Given instruction: Repeat the material verbatim and drop the pictures.

== Exercise data ==

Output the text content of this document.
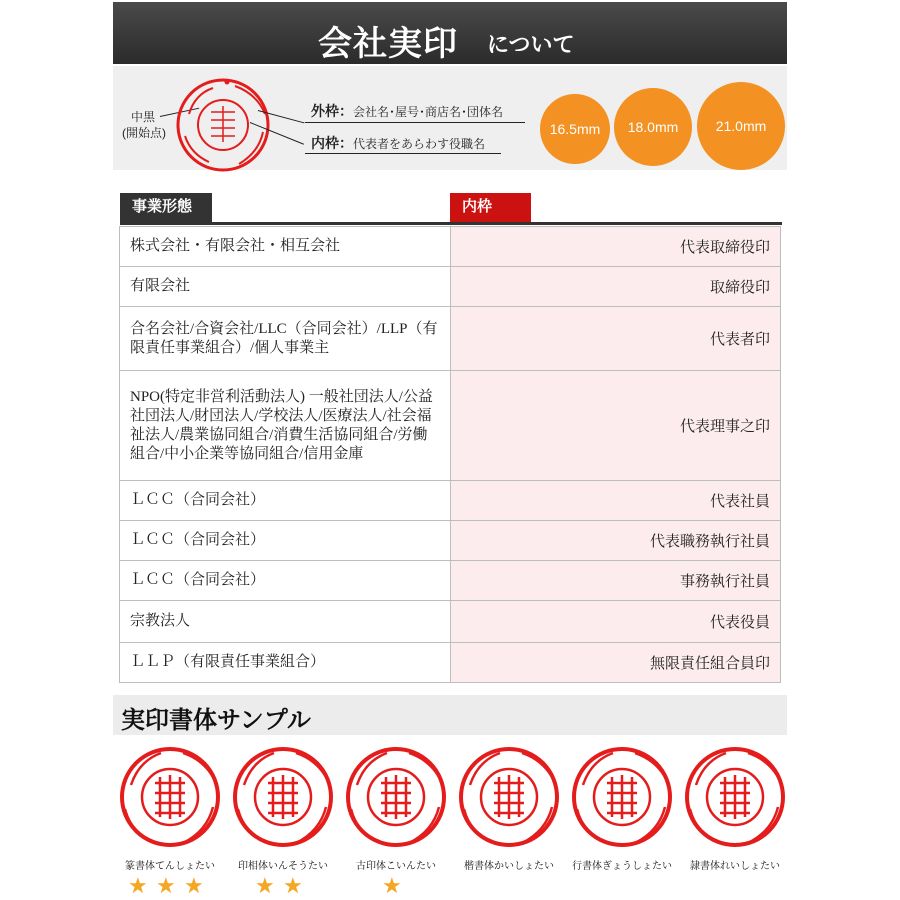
会社実印 について
中黒
(開始点)
外枠：会社名･屋号･商店名･団体名
内枠：代表者をあらわす役職名
16.5mm	18.0mm	21.0mm
事業形態	内枠
株式会社・有限会社・相互会社	代表取締役印
有限会社	取締役印
合名会社/合資会社/LLC（合同会社）/LLP（有限責任事業組合）/個人事業主	代表者印
NPO(特定非営利活動法人) 一般社団法人/公益社団法人/財団法人/学校法人/医療法人/社会福祉法人/農業協同組合/消費生活協同組合/労働組合/中小企業等協同組合/信用金庫	代表理事之印
ＬＣＣ（合同会社）	代表社員
ＬＣＣ（合同会社）	代表職務執行社員
ＬＣＣ（合同会社）	事務執行社員
宗教法人	代表役員
ＬＬＰ（有限責任事業組合）	無限責任組合員印
実印書体サンプル
篆書体てんしょたい
★ ★ ★
印相体いんそうたい
★ ★
古印体こいんたい
★
楷書体かいしょたい	行書体ぎょうしょたい	隷書体れいしょたい
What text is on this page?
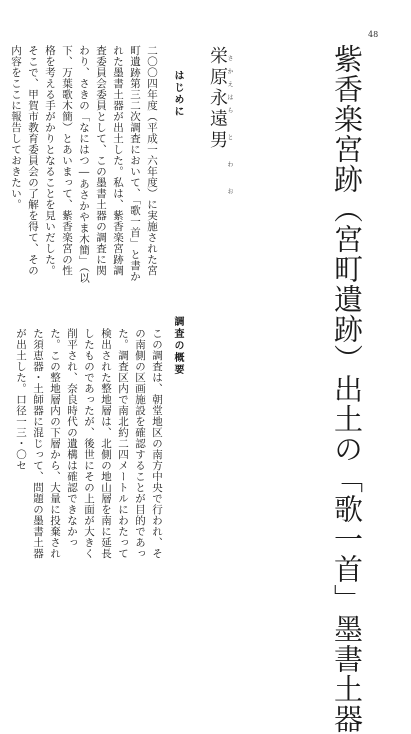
48
紫香楽宮跡（宮町遺跡）出土の「歌一首」墨書土器
さかえはら と わ お
栄原永遠男
はじめに
二〇〇四年度（平成一六年度）に実施された宮町遺跡第三二次調査において、「歌一首」と書かれた墨書土器が出土した。私は、紫香楽宮跡調査委員会委員として、この墨書土器の調査に関わり、さきの「なにはつ―あさかやま木簡」（以下、万葉歌木簡）とあいまって、紫香楽宮の性格を考える手がかりとなることを見いだした。そこで、甲賀市教育委員会の了解を得て、その内容をここに報告しておきたい。
調査の概要
この調査は、朝堂地区の南方中央で行われ、その南側の区画施設を確認することが目的であった。調査区内で南北約二四メートルにわたって検出された整地層は、北側の地山層を南に延長したものであったが、後世にその上面が大きく削平され、奈良時代の遺構は確認できなかった。この整地層内の下層から、大量に投棄された須恵器・土師器に混じって、問題の墨書土器が出土した。口径一三・〇セ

===

Solution below:
Output the text content of this document.
会社実印 について
中黒
(開始点)
外枠：会社名･屋号･商店名･団体名
内枠：代表者をあらわす役職名
16.5mm	18.0mm	21.0mm
事業形態	内枠
株式会社・有限会社・相互会社	代表取締役印
有限会社	取締役印
合名会社/合資会社/LLC（合同会社）/LLP（有限責任事業組合）/個人事業主	代表者印
NPO(特定非営利活動法人) 一般社団法人/公益社団法人/財団法人/学校法人/医療法人/社会福祉法人/農業協同組合/消費生活協同組合/労働組合/中小企業等協同組合/信用金庫	代表理事之印
ＬＣＣ（合同会社）	代表社員
ＬＣＣ（合同会社）	代表職務執行社員
ＬＣＣ（合同会社）	事務執行社員
宗教法人	代表役員
ＬＬＰ（有限責任事業組合）	無限責任組合員印
実印書体サンプル
篆書体てんしょたい
★ ★ ★
印相体いんそうたい
★ ★
古印体こいんたい
★
楷書体かいしょたい	行書体ぎょうしょたい	隷書体れいしょたい
What text is on this page?
48
紫香楽宮跡（宮町遺跡）出土の「歌一首」墨書土器
さかえはら と わ お
栄原永遠男
はじめに
二〇〇四年度（平成一六年度）に実施された宮町遺跡第三二次調査において、「歌一首」と書かれた墨書土器が出土した。私は、紫香楽宮跡調査委員会委員として、この墨書土器の調査に関わり、さきの「なにはつ―あさかやま木簡」（以下、万葉歌木簡）とあいまって、紫香楽宮の性格を考える手がかりとなることを見いだした。そこで、甲賀市教育委員会の了解を得て、その内容をここに報告しておきたい。
調査の概要
この調査は、朝堂地区の南方中央で行われ、その南側の区画施設を確認することが目的であった。調査区内で南北約二四メートルにわたって検出された整地層は、北側の地山層を南に延長したものであったが、後世にその上面が大きく削平され、奈良時代の遺構は確認できなかった。この整地層内の下層から、大量に投棄された須恵器・土師器に混じって、問題の墨書土器が出土した。口径一三・〇セ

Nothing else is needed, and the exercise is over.